Pick out each line below containing "screenshot".

+ + + +

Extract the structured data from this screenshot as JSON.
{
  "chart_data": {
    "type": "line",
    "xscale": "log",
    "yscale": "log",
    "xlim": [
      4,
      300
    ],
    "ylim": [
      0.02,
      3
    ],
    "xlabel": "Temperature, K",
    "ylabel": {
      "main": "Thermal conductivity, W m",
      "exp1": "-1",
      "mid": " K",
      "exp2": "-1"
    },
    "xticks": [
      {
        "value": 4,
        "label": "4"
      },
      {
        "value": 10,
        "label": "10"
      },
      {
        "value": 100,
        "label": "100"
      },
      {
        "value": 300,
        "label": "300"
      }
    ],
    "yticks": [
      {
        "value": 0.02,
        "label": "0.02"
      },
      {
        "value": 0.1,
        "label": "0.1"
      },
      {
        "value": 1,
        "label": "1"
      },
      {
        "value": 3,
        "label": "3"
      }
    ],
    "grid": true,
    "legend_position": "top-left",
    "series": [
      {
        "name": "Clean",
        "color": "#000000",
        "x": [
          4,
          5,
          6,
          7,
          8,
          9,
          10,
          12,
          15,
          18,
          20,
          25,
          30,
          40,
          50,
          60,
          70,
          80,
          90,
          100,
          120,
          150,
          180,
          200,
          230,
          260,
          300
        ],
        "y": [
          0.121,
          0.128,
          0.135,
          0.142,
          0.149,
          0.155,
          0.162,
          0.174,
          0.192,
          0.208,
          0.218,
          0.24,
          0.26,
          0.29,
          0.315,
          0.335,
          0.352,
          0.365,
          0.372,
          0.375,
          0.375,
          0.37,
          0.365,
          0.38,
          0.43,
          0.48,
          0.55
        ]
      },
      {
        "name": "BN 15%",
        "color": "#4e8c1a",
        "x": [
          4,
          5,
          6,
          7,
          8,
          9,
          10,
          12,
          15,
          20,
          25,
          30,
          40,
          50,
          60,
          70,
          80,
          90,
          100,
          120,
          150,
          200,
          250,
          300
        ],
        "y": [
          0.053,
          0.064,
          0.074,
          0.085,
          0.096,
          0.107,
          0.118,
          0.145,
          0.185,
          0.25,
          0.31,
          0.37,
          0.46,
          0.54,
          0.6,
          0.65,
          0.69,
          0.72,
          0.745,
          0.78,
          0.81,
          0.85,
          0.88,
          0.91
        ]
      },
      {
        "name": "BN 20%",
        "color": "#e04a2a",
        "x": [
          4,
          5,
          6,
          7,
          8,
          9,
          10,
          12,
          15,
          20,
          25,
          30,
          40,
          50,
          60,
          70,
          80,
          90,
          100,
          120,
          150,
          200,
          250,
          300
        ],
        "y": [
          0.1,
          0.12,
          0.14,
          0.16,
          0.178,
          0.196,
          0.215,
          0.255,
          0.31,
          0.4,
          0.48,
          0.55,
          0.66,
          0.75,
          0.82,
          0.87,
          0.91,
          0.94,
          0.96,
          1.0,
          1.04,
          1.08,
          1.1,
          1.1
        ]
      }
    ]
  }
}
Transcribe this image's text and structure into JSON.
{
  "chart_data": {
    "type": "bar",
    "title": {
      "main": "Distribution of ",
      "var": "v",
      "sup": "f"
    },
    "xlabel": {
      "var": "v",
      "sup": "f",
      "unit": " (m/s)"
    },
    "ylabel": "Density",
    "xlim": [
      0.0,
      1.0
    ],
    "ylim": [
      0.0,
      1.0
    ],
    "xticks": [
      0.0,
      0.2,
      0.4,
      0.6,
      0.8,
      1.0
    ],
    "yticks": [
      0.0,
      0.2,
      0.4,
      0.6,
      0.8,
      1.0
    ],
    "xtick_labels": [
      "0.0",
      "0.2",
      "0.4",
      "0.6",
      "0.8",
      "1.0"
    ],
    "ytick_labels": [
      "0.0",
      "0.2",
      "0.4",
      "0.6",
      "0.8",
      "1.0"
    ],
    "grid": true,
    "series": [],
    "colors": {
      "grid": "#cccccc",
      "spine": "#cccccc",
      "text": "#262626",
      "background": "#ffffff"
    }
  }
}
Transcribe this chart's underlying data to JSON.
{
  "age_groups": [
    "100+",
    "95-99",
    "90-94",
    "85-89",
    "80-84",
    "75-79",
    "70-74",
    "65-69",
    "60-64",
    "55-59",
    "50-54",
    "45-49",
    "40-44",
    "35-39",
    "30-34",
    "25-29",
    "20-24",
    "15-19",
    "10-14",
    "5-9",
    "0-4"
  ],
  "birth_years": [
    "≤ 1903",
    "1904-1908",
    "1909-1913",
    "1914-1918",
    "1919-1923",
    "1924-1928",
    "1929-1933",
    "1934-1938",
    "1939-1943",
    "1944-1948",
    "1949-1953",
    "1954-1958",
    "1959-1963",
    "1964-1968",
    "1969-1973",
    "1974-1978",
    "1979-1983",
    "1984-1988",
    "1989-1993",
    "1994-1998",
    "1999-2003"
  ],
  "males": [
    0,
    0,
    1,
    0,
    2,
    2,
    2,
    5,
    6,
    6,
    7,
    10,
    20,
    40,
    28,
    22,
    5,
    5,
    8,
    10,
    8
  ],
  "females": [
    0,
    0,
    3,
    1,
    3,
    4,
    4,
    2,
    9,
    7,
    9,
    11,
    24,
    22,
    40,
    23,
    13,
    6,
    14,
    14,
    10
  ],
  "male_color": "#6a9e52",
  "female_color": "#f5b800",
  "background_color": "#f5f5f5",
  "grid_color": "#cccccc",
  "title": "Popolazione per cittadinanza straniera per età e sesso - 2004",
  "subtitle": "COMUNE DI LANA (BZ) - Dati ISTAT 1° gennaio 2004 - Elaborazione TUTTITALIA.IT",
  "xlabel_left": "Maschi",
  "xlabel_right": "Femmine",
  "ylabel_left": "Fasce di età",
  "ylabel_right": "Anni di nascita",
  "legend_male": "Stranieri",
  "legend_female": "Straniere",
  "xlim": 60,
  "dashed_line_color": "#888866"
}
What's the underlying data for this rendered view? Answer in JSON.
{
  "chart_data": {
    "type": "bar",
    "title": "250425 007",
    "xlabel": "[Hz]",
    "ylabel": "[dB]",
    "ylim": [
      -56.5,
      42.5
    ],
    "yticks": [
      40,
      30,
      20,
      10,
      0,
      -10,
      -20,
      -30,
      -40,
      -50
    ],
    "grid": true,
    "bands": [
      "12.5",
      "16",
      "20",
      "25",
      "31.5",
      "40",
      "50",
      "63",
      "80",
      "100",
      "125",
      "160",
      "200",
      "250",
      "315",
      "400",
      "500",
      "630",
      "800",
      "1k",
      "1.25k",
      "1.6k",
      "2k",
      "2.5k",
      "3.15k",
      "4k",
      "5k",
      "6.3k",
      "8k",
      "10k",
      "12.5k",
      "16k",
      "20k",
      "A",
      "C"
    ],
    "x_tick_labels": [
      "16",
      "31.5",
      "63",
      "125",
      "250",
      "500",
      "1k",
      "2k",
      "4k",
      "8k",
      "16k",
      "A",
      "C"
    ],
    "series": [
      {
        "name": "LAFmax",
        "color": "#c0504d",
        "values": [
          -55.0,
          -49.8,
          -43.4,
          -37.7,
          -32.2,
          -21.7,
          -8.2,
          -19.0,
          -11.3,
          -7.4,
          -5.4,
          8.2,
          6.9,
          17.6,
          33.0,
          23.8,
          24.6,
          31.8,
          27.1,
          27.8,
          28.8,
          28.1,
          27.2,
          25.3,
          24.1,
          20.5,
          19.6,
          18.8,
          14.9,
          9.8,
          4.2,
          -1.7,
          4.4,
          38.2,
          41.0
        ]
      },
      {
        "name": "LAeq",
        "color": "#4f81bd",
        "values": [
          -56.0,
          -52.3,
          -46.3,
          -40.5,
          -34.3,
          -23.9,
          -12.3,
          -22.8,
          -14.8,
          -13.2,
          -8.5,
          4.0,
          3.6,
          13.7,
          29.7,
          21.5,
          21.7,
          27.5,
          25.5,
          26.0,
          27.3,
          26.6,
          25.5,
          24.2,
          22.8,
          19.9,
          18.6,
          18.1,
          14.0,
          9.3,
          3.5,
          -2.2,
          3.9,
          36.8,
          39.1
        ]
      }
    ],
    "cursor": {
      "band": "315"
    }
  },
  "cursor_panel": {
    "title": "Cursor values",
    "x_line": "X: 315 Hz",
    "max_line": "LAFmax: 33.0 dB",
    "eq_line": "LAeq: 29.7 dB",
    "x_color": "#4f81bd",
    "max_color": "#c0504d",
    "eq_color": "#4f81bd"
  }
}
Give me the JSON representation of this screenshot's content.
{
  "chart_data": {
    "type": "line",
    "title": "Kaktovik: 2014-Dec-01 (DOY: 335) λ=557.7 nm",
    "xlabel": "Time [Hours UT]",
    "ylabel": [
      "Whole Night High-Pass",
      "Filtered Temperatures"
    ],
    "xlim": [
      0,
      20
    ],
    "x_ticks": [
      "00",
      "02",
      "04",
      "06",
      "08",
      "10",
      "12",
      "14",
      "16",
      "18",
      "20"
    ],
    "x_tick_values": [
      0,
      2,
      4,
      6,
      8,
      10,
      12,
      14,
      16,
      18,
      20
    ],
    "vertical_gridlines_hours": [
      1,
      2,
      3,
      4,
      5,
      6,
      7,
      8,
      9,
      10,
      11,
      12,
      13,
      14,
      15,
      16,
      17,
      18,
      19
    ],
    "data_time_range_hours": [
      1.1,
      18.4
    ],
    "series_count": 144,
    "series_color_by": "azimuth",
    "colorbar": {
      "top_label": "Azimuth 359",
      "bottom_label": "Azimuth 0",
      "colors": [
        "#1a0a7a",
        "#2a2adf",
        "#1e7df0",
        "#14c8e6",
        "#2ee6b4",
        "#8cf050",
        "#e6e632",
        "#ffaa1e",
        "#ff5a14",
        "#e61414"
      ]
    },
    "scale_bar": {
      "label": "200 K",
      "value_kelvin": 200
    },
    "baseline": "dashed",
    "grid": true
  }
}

+ + + +

- _Output for this exercise_
Extract the structured data from this screenshot as JSON.
Give me the JSON representation of this screenshot's content.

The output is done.